:: TASK INSTRUCTIONS ::
Repeat the records below exactly as they appear.

[Extracted records]
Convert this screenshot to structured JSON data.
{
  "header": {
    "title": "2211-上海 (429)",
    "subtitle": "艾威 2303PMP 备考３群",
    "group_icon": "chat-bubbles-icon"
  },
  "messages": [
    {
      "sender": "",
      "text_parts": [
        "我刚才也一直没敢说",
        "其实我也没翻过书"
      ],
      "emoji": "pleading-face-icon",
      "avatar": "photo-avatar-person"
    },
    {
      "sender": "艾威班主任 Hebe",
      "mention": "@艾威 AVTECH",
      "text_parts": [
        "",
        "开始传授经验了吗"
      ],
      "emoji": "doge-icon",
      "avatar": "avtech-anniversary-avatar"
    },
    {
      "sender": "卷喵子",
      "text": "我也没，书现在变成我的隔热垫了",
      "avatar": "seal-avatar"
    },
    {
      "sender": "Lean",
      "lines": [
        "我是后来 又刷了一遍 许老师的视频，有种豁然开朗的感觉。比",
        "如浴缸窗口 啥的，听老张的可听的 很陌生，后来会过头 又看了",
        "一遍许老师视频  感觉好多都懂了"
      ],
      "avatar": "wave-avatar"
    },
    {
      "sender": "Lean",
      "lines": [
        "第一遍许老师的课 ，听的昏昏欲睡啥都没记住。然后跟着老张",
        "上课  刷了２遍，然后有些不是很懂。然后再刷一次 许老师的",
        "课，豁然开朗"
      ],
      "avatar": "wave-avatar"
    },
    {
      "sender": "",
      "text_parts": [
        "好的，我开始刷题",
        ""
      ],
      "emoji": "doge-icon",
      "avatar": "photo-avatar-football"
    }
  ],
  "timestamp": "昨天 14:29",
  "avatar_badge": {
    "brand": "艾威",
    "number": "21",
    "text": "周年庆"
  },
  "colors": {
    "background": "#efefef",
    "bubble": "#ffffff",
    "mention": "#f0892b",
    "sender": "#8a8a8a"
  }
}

:: CORRECT ANSWER ::
Convert this screenshot to structured JSON data.
{
  "header": {
    "title": "2211-上海 (429)",
    "subtitle": "艾威 2303PMP 备考３群",
    "group_icon": "chat-bubbles-icon"
  },
  "messages": [
    {
      "sender": "",
      "text_parts": [
        "我刚才也一直没敢说",
        "其实我也没翻过书"
      ],
      "emoji": "pleading-face-icon",
      "avatar": "photo-avatar-person"
    },
    {
      "sender": "艾威班主任 Hebe",
      "mention": "@艾威 AVTECH",
      "text_parts": [
        "",
        "开始传授经验了吗"
      ],
      "emoji": "doge-icon",
      "avatar": "avtech-anniversary-avatar"
    },
    {
      "sender": "卷喵子",
      "text": "我也没，书现在变成我的隔热垫了",
      "avatar": "seal-avatar"
    },
    {
      "sender": "Lean",
      "lines": [
        "我是后来 又刷了一遍 许老师的视频，有种豁然开朗的感觉。比",
        "如浴缸窗口 啥的，听老张的可听的 很陌生，后来会过头 又看了",
        "一遍许老师视频  感觉好多都懂了"
      ],
      "avatar": "wave-avatar"
    },
    {
      "sender": "Lean",
      "lines": [
        "第一遍许老师的课 ，听的昏昏欲睡啥都没记住。然后跟着老张",
        "上课  刷了２遍，然后有些不是很懂。然后再刷一次 许老师的",
        "课，豁然开朗"
      ],
      "avatar": "wave-avatar"
    },
    {
      "sender": "",
      "text_parts": [
        "好的，我开始刷题",
        ""
      ],
      "emoji": "doge-icon",
      "avatar": "photo-avatar-football"
    }
  ],
  "timestamp": "昨天 14:29",
  "avatar_badge": {
    "brand": "艾威",
    "number": "21",
    "text": "周年庆"
  },
  "colors": {
    "background": "#efefef",
    "bubble": "#ffffff",
    "mention": "#f0892b",
    "sender": "#8a8a8a"
  }
}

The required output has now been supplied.